## [Task instructions]
Reproduce the data that follows in its entirety, character for character.

________________

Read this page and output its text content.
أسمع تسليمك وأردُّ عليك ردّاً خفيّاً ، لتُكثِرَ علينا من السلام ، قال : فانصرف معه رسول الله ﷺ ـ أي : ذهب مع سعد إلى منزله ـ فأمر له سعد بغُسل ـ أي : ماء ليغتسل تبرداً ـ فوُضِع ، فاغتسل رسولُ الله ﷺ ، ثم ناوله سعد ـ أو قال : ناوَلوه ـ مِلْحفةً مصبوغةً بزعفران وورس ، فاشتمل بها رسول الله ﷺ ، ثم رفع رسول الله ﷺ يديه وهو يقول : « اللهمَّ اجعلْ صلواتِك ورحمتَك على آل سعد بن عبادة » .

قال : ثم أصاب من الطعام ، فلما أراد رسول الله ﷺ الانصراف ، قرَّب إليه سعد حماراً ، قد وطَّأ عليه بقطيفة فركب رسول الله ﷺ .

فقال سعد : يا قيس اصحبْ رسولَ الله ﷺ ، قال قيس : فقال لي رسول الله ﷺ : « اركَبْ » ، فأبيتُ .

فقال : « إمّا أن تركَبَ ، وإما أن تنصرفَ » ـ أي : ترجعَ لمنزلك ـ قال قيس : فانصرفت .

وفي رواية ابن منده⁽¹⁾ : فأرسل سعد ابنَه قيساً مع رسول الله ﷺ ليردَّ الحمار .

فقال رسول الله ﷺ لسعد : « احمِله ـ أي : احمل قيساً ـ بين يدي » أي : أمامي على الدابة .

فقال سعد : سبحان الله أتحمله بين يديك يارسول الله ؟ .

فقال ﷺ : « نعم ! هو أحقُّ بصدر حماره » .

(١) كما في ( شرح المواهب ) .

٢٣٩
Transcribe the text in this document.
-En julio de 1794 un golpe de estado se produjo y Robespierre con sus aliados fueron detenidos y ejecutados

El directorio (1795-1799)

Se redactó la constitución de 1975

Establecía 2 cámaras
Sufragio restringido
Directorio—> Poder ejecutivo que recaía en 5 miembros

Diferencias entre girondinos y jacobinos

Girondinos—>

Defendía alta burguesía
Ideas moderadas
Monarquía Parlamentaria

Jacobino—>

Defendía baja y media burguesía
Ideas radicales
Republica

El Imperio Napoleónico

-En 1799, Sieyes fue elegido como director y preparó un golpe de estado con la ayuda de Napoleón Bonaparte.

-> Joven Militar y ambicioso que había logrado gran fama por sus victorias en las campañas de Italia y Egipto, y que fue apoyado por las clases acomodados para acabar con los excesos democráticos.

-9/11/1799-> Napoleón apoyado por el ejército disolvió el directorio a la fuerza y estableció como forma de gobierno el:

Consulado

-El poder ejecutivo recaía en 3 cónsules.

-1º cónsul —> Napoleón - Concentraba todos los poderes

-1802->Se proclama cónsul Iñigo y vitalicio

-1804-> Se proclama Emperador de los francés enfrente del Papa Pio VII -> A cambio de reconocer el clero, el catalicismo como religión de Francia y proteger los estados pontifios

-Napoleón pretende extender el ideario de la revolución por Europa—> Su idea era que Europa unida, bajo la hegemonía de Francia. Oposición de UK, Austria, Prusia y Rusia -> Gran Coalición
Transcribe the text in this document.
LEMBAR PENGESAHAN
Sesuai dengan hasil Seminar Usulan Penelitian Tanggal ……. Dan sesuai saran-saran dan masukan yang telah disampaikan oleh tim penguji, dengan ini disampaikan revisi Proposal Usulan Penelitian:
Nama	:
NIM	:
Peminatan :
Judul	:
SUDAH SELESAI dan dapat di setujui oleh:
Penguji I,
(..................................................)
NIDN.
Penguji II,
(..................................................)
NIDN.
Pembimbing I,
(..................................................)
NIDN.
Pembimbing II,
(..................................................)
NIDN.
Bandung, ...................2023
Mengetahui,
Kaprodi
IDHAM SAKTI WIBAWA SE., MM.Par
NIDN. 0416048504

________________

## [The result]
Read this page and output its text content.
أسمع تسليمك وأردُّ عليك ردّاً خفيّاً ، لتُكثِرَ علينا من السلام ، قال : فانصرف معه رسول الله ﷺ ـ أي : ذهب مع سعد إلى منزله ـ فأمر له سعد بغُسل ـ أي : ماء ليغتسل تبرداً ـ فوُضِع ، فاغتسل رسولُ الله ﷺ ، ثم ناوله سعد ـ أو قال : ناوَلوه ـ مِلْحفةً مصبوغةً بزعفران وورس ، فاشتمل بها رسول الله ﷺ ، ثم رفع رسول الله ﷺ يديه وهو يقول : « اللهمَّ اجعلْ صلواتِك ورحمتَك على آل سعد بن عبادة » .

قال : ثم أصاب من الطعام ، فلما أراد رسول الله ﷺ الانصراف ، قرَّب إليه سعد حماراً ، قد وطَّأ عليه بقطيفة فركب رسول الله ﷺ .

فقال سعد : يا قيس اصحبْ رسولَ الله ﷺ ، قال قيس : فقال لي رسول الله ﷺ : « اركَبْ » ، فأبيتُ .

فقال : « إمّا أن تركَبَ ، وإما أن تنصرفَ » ـ أي : ترجعَ لمنزلك ـ قال قيس : فانصرفت .

وفي رواية ابن منده⁽¹⁾ : فأرسل سعد ابنَه قيساً مع رسول الله ﷺ ليردَّ الحمار .

فقال رسول الله ﷺ لسعد : « احمِله ـ أي : احمل قيساً ـ بين يدي » أي : أمامي على الدابة .

فقال سعد : سبحان الله أتحمله بين يديك يارسول الله ؟ .

فقال ﷺ : « نعم ! هو أحقُّ بصدر حماره » .

(١) كما في ( شرح المواهب ) .

٢٣٩
Transcribe the text in this document.
-En julio de 1794 un golpe de estado se produjo y Robespierre con sus aliados fueron detenidos y ejecutados

El directorio (1795-1799)

Se redactó la constitución de 1975

Establecía 2 cámaras
Sufragio restringido
Directorio—> Poder ejecutivo que recaía en 5 miembros

Diferencias entre girondinos y jacobinos

Girondinos—>

Defendía alta burguesía
Ideas moderadas
Monarquía Parlamentaria

Jacobino—>

Defendía baja y media burguesía
Ideas radicales
Republica

El Imperio Napoleónico

-En 1799, Sieyes fue elegido como director y preparó un golpe de estado con la ayuda de Napoleón Bonaparte.

-> Joven Militar y ambicioso que había logrado gran fama por sus victorias en las campañas de Italia y Egipto, y que fue apoyado por las clases acomodados para acabar con los excesos democráticos.

-9/11/1799-> Napoleón apoyado por el ejército disolvió el directorio a la fuerza y estableció como forma de gobierno el:

Consulado

-El poder ejecutivo recaía en 3 cónsules.

-1º cónsul —> Napoleón - Concentraba todos los poderes

-1802->Se proclama cónsul Iñigo y vitalicio

-1804-> Se proclama Emperador de los francés enfrente del Papa Pio VII -> A cambio de reconocer el clero, el catalicismo como religión de Francia y proteger los estados pontifios

-Napoleón pretende extender el ideario de la revolución por Europa—> Su idea era que Europa unida, bajo la hegemonía de Francia. Oposición de UK, Austria, Prusia y Rusia -> Gran Coalición
Transcribe the text in this document.
LEMBAR PENGESAHAN
Sesuai dengan hasil Seminar Usulan Penelitian Tanggal ……. Dan sesuai saran-saran dan masukan yang telah disampaikan oleh tim penguji, dengan ini disampaikan revisi Proposal Usulan Penelitian:
Nama	:
NIM	:
Peminatan :
Judul	:
SUDAH SELESAI dan dapat di setujui oleh:
Penguji I,
(..................................................)
NIDN.
Penguji II,
(..................................................)
NIDN.
Pembimbing I,
(..................................................)
NIDN.
Pembimbing II,
(..................................................)
NIDN.
Bandung, ...................2023
Mengetahui,
Kaprodi
IDHAM SAKTI WIBAWA SE., MM.Par
NIDN. 0416048504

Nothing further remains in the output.